Data for this exercise -
====================
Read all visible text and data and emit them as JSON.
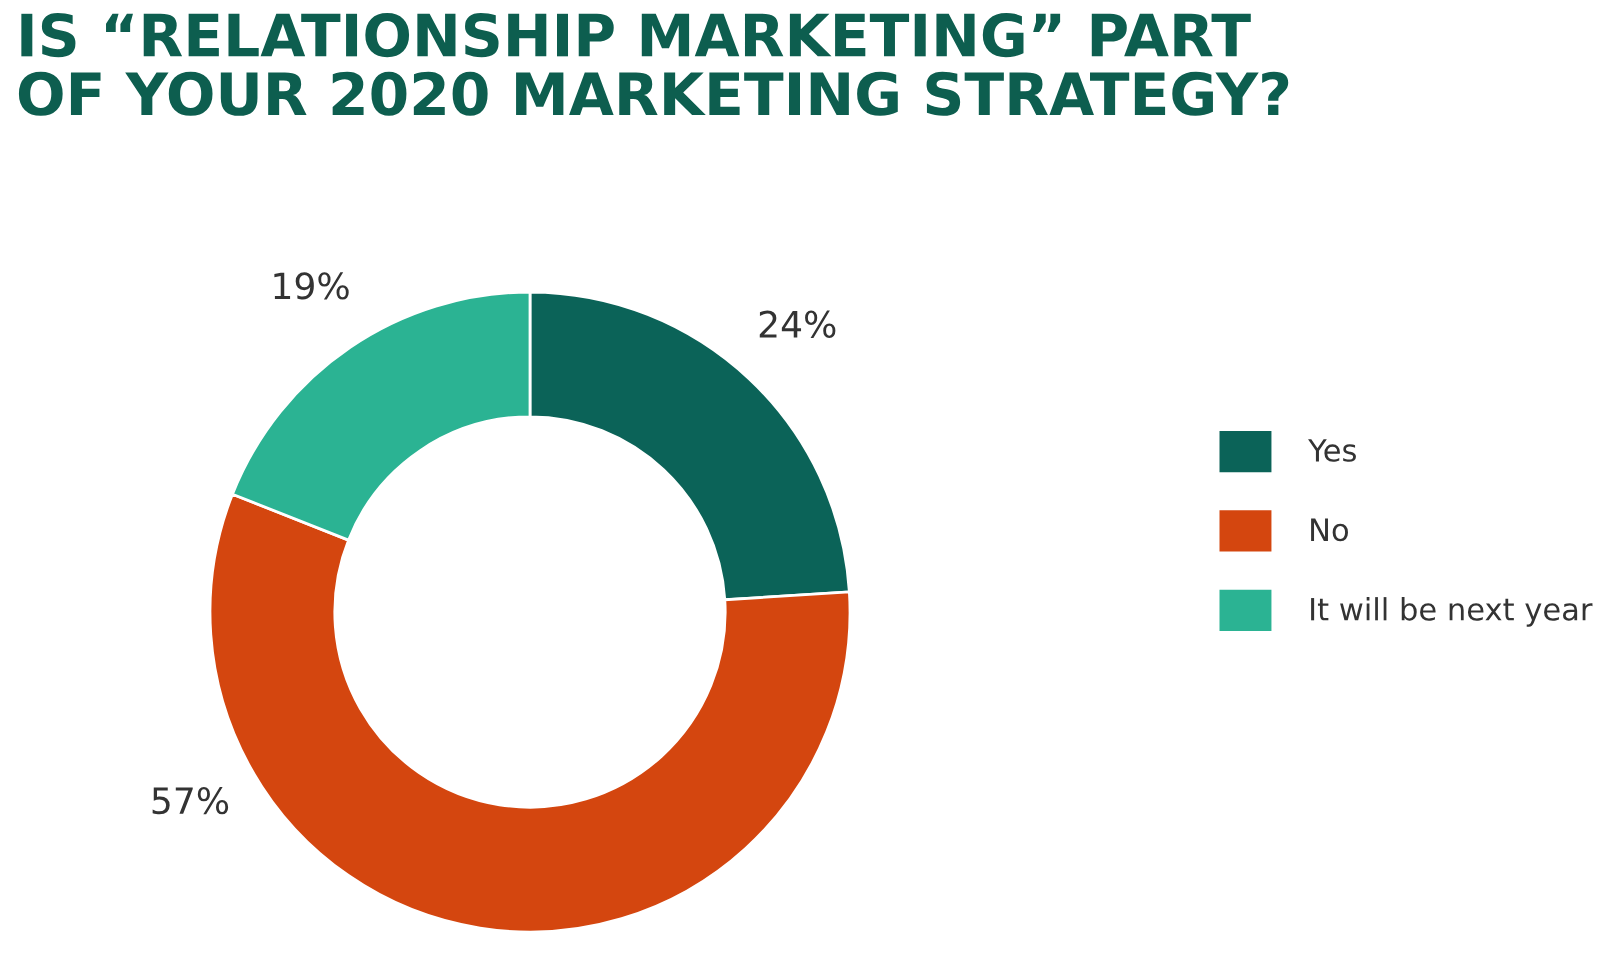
{
  "chart_data": {
    "type": "donut",
    "title": "IS “RELATIONSHIP MARKETING” PART\nOF YOUR 2020 MARKETING STRATEGY?",
    "categories": [
      "Yes",
      "No",
      "It will be next year"
    ],
    "values": [
      24,
      57,
      19
    ],
    "colors": [
      "#0b6358",
      "#d4460f",
      "#2bb393"
    ],
    "value_labels": [
      "24%",
      "57%",
      "19%"
    ],
    "legend": "right"
  }
}
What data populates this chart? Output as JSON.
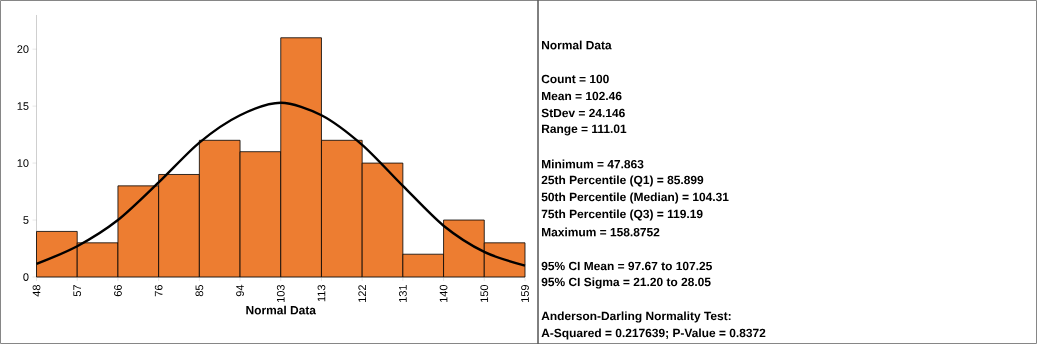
====================
What is needed - Quote in full the listing given above; the images are to be left out.

Right answer -
Read all visible text and data and emit them as JSON.
{
  "chart_data": {
    "type": "donut",
    "title": "IS “RELATIONSHIP MARKETING” PART\nOF YOUR 2020 MARKETING STRATEGY?",
    "categories": [
      "Yes",
      "No",
      "It will be next year"
    ],
    "values": [
      24,
      57,
      19
    ],
    "colors": [
      "#0b6358",
      "#d4460f",
      "#2bb393"
    ],
    "value_labels": [
      "24%",
      "57%",
      "19%"
    ],
    "legend": "right"
  }
}
What data populates this chart? Output as JSON.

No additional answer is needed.